What to produce » Quote, verbatim, all material below, without pictures.

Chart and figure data
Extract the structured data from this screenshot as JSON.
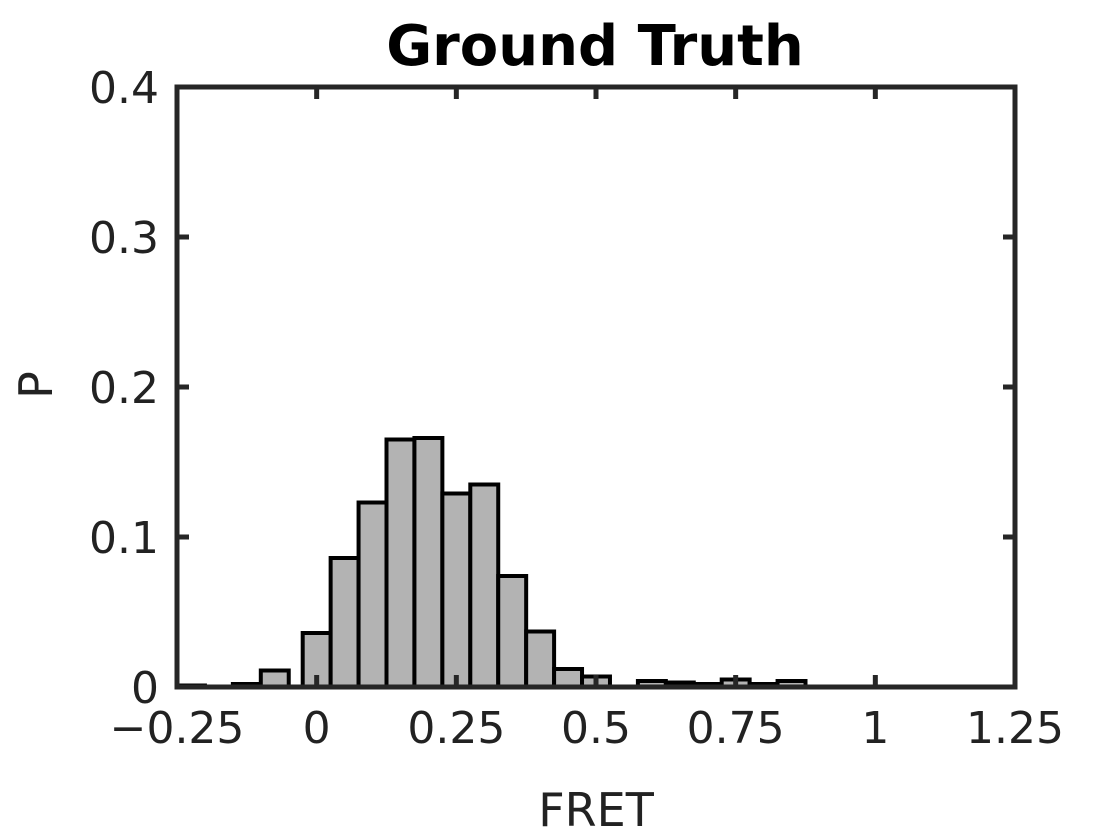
{
  "chart_data": {
    "type": "bar",
    "title": "Ground Truth",
    "xlabel": "FRET",
    "ylabel": "P",
    "xlim": [
      -0.25,
      1.25
    ],
    "ylim": [
      0,
      0.4
    ],
    "xticks": [
      "−0.25",
      "0",
      "0.25",
      "0.5",
      "0.75",
      "1",
      "1.25"
    ],
    "xtick_values": [
      -0.25,
      0,
      0.25,
      0.5,
      0.75,
      1,
      1.25
    ],
    "yticks": [
      "0",
      "0.1",
      "0.2",
      "0.3",
      "0.4"
    ],
    "ytick_values": [
      0,
      0.1,
      0.2,
      0.3,
      0.4
    ],
    "bin_width": 0.05,
    "bar_color": "#b3b3b3",
    "edge_color": "#000000",
    "grid": false,
    "legend": "none",
    "x": [
      -0.225,
      -0.125,
      -0.075,
      0.0,
      0.05,
      0.1,
      0.15,
      0.2,
      0.25,
      0.3,
      0.35,
      0.4,
      0.45,
      0.5,
      0.6,
      0.65,
      0.7,
      0.75,
      0.8,
      0.85
    ],
    "values": [
      0.001,
      0.002,
      0.011,
      0.036,
      0.086,
      0.123,
      0.165,
      0.166,
      0.129,
      0.135,
      0.074,
      0.037,
      0.012,
      0.007,
      0.004,
      0.003,
      0.002,
      0.005,
      0.002,
      0.004
    ]
  }
}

Result of this task »
Extract the structured data from this screenshot as JSON.
{
  "chart_data": {
    "type": "bar",
    "title": "Ground Truth",
    "xlabel": "FRET",
    "ylabel": "P",
    "xlim": [
      -0.25,
      1.25
    ],
    "ylim": [
      0,
      0.4
    ],
    "xticks": [
      "−0.25",
      "0",
      "0.25",
      "0.5",
      "0.75",
      "1",
      "1.25"
    ],
    "xtick_values": [
      -0.25,
      0,
      0.25,
      0.5,
      0.75,
      1,
      1.25
    ],
    "yticks": [
      "0",
      "0.1",
      "0.2",
      "0.3",
      "0.4"
    ],
    "ytick_values": [
      0,
      0.1,
      0.2,
      0.3,
      0.4
    ],
    "bin_width": 0.05,
    "bar_color": "#b3b3b3",
    "edge_color": "#000000",
    "grid": false,
    "legend": "none",
    "x": [
      -0.225,
      -0.125,
      -0.075,
      0.0,
      0.05,
      0.1,
      0.15,
      0.2,
      0.25,
      0.3,
      0.35,
      0.4,
      0.45,
      0.5,
      0.6,
      0.65,
      0.7,
      0.75,
      0.8,
      0.85
    ],
    "values": [
      0.001,
      0.002,
      0.011,
      0.036,
      0.086,
      0.123,
      0.165,
      0.166,
      0.129,
      0.135,
      0.074,
      0.037,
      0.012,
      0.007,
      0.004,
      0.003,
      0.002,
      0.005,
      0.002,
      0.004
    ]
  }
}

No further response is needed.